» Texto de leitura:
-.-.-
As Desventuras da Diferença

É legal ser exótico, excêntrico...Todo mundo quer ter um ar de “algo mais”. Mas será que existe um limite para tais diferenças? Existe uma linha imaginária que divide o socialmente aceitável das provocações?
Meninas portadoras de Síndrome de Turner (uma anomalia cromossômica sexual, cujo cariótipo é 45 X e incidência 1:2130) apresentam baixa estatura e outros sinais dismórficos; qualificando-as, primariamente de, digamos, “diferentes”.

Seu quadro torna-se mais perceptível ao olhar do leigo na adolescência, devido a dois fatores: é nesta faixa etária que se dá o segundo estirão do crescimento (portanto, se elas não crescem, sua baixa estatura ficará mais evidente); o outro fator está relacionado ao desenvolvimento puberal, principalmente, no que diz respeito à menarca / menstruação.
-.-.-
» Dados fornecidos:

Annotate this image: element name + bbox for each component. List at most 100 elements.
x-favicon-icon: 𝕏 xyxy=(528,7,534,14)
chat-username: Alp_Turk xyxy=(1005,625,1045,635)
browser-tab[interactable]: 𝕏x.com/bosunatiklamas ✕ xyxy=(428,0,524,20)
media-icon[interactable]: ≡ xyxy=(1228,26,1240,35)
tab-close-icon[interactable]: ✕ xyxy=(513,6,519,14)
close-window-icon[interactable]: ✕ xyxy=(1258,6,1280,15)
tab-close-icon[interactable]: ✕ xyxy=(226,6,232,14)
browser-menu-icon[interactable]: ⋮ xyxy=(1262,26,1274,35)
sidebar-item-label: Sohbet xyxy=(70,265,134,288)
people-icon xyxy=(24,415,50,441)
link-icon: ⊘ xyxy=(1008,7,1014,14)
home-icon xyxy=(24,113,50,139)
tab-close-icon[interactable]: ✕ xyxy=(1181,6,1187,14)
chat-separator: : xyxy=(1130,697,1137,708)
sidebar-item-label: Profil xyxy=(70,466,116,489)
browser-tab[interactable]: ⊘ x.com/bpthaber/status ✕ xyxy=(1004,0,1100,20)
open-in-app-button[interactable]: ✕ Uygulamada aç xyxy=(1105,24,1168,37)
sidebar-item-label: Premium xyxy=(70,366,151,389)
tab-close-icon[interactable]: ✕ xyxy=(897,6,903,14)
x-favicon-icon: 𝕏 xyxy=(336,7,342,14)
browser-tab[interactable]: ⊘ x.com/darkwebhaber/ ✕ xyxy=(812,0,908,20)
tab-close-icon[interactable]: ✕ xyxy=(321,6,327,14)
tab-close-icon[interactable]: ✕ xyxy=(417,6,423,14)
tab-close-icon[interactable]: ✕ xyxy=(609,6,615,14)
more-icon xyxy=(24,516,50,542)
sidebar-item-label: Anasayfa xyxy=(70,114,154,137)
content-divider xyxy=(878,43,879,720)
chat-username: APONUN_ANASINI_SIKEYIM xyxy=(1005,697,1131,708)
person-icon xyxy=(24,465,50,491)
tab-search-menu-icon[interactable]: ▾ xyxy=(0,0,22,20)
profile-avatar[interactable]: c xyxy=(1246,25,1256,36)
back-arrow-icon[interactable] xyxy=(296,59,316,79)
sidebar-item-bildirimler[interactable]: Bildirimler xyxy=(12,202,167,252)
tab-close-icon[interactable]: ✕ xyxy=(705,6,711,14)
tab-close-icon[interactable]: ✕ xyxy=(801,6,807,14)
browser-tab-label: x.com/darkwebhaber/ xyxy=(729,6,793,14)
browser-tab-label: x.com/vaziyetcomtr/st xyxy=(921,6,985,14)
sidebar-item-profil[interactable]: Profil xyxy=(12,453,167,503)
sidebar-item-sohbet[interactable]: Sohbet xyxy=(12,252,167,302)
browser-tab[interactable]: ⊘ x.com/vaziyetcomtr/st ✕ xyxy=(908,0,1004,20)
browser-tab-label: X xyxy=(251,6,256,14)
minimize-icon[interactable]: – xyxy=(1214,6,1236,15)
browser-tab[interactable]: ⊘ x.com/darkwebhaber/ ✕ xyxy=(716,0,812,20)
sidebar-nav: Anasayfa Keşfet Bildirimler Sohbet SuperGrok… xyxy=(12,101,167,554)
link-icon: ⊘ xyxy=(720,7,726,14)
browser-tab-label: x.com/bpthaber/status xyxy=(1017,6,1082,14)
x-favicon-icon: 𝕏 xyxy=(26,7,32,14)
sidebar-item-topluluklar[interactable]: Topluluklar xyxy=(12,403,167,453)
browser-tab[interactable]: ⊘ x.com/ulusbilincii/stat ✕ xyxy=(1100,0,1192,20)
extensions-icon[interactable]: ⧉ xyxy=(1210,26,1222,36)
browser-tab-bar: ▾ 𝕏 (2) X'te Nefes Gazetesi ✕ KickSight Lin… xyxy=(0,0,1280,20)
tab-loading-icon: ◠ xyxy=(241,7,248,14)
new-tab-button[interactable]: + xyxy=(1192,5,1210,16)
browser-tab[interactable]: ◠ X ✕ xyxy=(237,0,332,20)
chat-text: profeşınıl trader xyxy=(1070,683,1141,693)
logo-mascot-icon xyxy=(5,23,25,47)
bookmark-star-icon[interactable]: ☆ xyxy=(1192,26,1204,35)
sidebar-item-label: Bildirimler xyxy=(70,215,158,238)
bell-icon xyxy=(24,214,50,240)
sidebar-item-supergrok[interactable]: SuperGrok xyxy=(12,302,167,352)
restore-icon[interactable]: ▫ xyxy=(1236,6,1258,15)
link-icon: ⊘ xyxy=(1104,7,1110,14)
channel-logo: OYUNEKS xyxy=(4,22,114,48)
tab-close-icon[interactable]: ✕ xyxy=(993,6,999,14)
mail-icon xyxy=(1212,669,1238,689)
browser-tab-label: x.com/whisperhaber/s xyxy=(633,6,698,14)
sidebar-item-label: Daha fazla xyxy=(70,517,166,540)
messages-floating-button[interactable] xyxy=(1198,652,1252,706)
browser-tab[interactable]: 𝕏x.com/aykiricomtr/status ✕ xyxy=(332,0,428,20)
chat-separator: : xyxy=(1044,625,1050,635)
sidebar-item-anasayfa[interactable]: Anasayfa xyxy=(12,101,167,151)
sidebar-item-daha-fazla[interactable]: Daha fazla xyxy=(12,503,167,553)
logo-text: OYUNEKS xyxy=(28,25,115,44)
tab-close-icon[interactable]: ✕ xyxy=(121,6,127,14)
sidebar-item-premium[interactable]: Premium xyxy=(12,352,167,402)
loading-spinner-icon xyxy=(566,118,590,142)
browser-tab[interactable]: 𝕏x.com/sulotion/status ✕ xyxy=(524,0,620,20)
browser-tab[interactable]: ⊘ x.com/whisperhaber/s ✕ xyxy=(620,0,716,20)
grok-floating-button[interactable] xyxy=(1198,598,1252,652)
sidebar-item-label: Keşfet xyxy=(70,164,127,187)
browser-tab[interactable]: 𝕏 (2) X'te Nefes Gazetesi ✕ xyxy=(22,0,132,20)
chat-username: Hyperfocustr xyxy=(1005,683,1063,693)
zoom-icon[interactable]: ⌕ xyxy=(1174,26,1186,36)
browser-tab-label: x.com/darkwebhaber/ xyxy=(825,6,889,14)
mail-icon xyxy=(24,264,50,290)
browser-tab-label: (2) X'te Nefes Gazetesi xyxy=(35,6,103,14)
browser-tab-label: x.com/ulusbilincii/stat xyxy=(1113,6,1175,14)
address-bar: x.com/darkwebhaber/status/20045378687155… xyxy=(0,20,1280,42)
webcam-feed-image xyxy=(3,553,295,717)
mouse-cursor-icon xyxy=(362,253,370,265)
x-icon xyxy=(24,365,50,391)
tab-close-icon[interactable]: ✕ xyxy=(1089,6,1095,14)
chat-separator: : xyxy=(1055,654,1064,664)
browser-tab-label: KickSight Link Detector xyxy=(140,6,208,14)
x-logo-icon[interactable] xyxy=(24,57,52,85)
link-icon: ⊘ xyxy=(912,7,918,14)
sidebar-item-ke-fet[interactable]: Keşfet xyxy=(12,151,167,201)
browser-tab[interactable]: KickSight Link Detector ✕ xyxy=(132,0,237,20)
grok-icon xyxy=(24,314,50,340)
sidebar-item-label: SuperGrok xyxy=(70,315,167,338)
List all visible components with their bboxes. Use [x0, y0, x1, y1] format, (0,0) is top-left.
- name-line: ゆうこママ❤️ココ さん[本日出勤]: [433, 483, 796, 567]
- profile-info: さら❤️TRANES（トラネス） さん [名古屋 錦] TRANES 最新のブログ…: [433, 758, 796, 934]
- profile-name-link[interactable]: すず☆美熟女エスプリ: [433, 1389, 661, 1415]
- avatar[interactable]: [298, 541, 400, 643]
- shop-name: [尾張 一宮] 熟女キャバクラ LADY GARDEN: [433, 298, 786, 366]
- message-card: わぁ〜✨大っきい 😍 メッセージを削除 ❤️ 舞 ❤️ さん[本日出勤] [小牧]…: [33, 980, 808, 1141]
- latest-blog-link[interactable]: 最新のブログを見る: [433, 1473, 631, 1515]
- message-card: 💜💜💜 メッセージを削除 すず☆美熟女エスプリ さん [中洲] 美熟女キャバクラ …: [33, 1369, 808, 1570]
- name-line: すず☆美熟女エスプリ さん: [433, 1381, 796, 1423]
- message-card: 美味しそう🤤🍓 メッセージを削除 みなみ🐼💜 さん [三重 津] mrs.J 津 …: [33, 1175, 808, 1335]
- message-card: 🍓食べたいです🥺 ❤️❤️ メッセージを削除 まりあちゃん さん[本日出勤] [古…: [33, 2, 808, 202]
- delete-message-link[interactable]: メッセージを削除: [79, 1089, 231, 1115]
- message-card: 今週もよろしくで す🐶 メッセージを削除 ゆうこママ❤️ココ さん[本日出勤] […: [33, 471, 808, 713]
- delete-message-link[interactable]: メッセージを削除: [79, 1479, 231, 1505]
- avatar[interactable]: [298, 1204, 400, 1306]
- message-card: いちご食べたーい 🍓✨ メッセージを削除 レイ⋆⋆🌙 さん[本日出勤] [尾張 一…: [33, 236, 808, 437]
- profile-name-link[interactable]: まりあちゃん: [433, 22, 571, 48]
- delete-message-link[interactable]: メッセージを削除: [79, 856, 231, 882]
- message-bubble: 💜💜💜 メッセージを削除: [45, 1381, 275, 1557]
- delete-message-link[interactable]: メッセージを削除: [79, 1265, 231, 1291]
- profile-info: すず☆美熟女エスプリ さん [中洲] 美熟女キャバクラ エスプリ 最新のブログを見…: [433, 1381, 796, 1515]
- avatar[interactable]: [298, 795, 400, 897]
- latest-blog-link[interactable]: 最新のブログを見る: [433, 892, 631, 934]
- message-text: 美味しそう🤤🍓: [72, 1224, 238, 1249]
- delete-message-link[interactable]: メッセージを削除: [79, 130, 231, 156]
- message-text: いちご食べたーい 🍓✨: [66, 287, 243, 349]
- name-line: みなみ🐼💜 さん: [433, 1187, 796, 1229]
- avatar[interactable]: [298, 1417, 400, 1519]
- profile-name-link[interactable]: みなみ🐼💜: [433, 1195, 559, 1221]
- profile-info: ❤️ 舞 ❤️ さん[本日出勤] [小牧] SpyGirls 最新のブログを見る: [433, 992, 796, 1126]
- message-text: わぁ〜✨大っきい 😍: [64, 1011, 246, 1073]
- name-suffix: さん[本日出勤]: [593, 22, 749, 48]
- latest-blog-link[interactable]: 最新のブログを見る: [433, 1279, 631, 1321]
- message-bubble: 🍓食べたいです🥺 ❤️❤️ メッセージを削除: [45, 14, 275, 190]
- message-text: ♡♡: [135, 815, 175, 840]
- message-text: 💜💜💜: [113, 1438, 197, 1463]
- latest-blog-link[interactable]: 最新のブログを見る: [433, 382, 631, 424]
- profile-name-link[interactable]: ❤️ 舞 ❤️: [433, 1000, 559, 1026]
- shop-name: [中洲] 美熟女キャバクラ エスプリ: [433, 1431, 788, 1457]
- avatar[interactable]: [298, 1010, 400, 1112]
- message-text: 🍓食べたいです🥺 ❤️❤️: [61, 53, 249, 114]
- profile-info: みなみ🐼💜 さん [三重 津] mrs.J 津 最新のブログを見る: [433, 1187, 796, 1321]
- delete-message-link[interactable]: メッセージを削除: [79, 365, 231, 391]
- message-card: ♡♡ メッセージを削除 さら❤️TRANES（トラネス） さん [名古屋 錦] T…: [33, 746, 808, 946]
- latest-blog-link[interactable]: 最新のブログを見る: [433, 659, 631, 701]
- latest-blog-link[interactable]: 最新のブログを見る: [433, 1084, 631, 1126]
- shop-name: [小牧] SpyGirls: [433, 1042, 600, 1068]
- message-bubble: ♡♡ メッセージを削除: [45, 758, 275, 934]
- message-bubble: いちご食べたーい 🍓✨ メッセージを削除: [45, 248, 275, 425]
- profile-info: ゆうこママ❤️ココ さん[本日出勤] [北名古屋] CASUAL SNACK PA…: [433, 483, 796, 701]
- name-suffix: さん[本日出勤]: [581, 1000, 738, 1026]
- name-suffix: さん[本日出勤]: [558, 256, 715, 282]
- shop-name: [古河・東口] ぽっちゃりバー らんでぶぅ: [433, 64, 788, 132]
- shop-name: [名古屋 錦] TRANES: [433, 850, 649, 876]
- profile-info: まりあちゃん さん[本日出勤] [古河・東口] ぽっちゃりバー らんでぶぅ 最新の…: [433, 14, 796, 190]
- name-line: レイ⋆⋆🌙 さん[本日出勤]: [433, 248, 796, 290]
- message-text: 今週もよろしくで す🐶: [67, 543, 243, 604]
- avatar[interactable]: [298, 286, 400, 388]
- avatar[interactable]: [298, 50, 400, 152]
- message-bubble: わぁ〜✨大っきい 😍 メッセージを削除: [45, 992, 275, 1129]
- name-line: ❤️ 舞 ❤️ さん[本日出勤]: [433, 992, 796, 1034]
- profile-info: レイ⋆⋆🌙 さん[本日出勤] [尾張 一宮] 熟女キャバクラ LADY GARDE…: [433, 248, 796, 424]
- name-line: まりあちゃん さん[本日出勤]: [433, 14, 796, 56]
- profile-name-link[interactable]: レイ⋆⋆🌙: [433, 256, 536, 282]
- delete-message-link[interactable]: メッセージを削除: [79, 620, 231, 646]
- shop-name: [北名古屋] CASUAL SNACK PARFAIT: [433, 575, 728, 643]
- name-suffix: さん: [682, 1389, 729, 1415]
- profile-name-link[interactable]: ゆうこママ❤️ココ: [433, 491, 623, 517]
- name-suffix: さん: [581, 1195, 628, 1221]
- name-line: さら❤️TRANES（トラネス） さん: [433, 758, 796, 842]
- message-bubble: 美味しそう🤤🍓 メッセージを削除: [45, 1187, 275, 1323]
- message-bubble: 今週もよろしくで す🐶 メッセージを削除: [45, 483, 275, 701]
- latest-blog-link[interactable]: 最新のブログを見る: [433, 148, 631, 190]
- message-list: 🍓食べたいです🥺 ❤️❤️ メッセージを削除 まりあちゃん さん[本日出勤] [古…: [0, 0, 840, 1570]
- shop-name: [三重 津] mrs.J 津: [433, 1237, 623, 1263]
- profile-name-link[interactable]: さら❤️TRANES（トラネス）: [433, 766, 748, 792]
-.-.-
» Exercícios propostos:
[A] Traduza para o inglês esta frase do texto sobre a Síndrome de Turner: "Mas será que existe um limite para tais diferenças?"
[B] No texto sobre a Síndrome de Turner, quais são as informações sobre a síndrome dadas entre parênteses? Liste todas.
[C] Dê continuidade ao texto sobre a Síndrome de Turner a partir do ponto em que ele termina.
Os registros não são necessários para resolver as atividades.

» Respostas por item:
[A] But is there a limit to such differences?

[B]
- uma anomalia cromossômica sexual
- cariótipo 45 X
- incidência 1:2130

[C]
Ser motivo de chacota não é uma sensação aprazível a ninguém (exceto aos masoquistas de ficção); portanto, tais meninas tendem ao isolamento social ou, antes, ao relacionamento com grupos de faixa etária inferior (a fim de que suas características patológicas não se tornem evidentes). Contudo, tal comportamento só faz perpetuar uma situação de infantilização (que é fomentada, também, pela família, que tende a tratá-la de forma superprotetora, ao enxergá-la em relação à sua estatura e não, quanto à sua idade cronológica).

Tal isolamento, conduz a dificuldades de relacionamentos amorosos.
Contudo, a infertilidade foi descrita como o pior grau de stress emocional vivido por tais mulheres, levando-as a quadros depressivos com conseqüências negativas em relação à auto-estima e sexualidade.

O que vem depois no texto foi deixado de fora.